*DIRECTION:*
Search the material below for the string "plataforma" and list each line that holds it.

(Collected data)
------------------------------------------------------------

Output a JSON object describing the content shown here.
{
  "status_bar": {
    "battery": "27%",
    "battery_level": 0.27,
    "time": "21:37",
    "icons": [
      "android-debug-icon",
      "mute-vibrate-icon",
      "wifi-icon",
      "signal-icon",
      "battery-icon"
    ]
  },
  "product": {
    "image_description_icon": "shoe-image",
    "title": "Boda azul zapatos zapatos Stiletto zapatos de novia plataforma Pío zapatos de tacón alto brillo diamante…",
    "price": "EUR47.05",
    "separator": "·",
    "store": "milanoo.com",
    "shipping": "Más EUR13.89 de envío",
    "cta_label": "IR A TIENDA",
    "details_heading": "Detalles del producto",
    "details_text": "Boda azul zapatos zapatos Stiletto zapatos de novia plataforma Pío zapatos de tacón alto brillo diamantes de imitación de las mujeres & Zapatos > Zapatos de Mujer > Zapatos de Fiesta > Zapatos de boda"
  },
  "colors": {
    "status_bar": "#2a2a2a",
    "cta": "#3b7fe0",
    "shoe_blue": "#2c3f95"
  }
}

------------------------------------------------------------

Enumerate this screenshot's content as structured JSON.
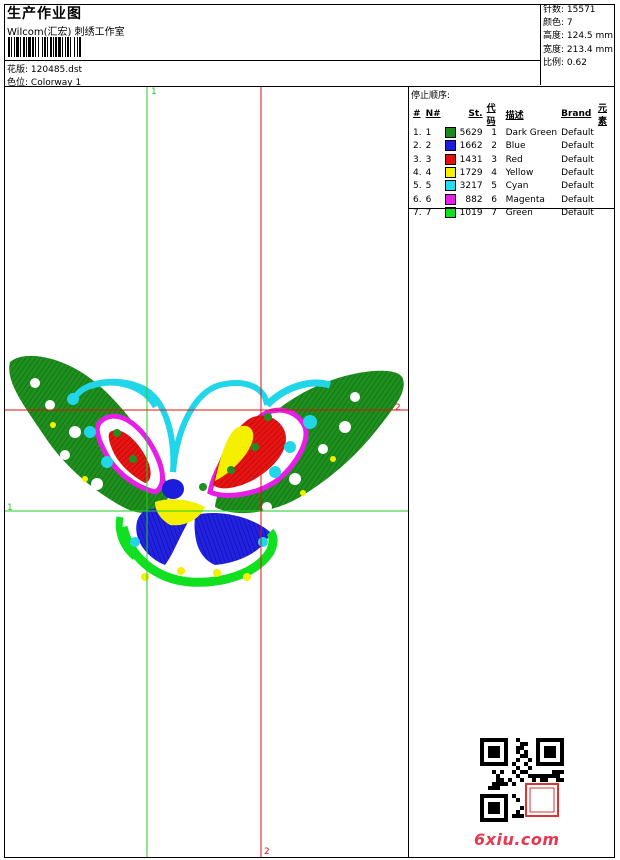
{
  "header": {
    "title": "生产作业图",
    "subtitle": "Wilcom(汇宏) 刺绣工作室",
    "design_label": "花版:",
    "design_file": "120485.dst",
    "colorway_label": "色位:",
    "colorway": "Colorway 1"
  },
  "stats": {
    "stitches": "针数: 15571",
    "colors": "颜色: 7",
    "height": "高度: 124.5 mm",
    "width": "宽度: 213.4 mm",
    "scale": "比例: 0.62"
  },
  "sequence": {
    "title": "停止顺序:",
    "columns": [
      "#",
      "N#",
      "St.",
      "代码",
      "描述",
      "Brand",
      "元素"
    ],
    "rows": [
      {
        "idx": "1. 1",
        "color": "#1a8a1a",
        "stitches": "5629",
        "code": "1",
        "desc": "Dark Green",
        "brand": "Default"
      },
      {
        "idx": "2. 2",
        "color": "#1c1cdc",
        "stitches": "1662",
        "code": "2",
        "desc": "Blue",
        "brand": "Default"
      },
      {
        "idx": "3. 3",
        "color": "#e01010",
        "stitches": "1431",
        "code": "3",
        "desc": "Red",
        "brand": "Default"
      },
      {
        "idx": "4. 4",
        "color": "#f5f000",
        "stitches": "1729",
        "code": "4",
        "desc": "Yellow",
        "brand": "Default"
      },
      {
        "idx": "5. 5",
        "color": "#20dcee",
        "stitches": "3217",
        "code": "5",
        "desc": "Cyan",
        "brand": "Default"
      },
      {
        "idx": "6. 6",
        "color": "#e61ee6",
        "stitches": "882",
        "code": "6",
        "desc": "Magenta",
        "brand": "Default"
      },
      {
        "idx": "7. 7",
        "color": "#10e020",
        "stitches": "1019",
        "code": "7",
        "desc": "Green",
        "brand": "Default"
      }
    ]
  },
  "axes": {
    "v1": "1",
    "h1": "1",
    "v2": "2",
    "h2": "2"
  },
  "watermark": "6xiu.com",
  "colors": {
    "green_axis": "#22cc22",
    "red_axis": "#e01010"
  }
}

------------------------------------------------------------

*EXPECTED ANSWER:*
    "title": "Boda azul zapatos zapatos Stiletto zapatos de novia plataforma Pío zapatos de tacón alto brillo diamante…",
    "details_text": "Boda azul zapatos zapatos Stiletto zapatos de novia plataforma Pío zapatos de tacón alto brillo diamantes de imitación de las mujeres & Zapatos > Zapatos de Mujer > Zapatos de Fiesta > Zapatos de boda"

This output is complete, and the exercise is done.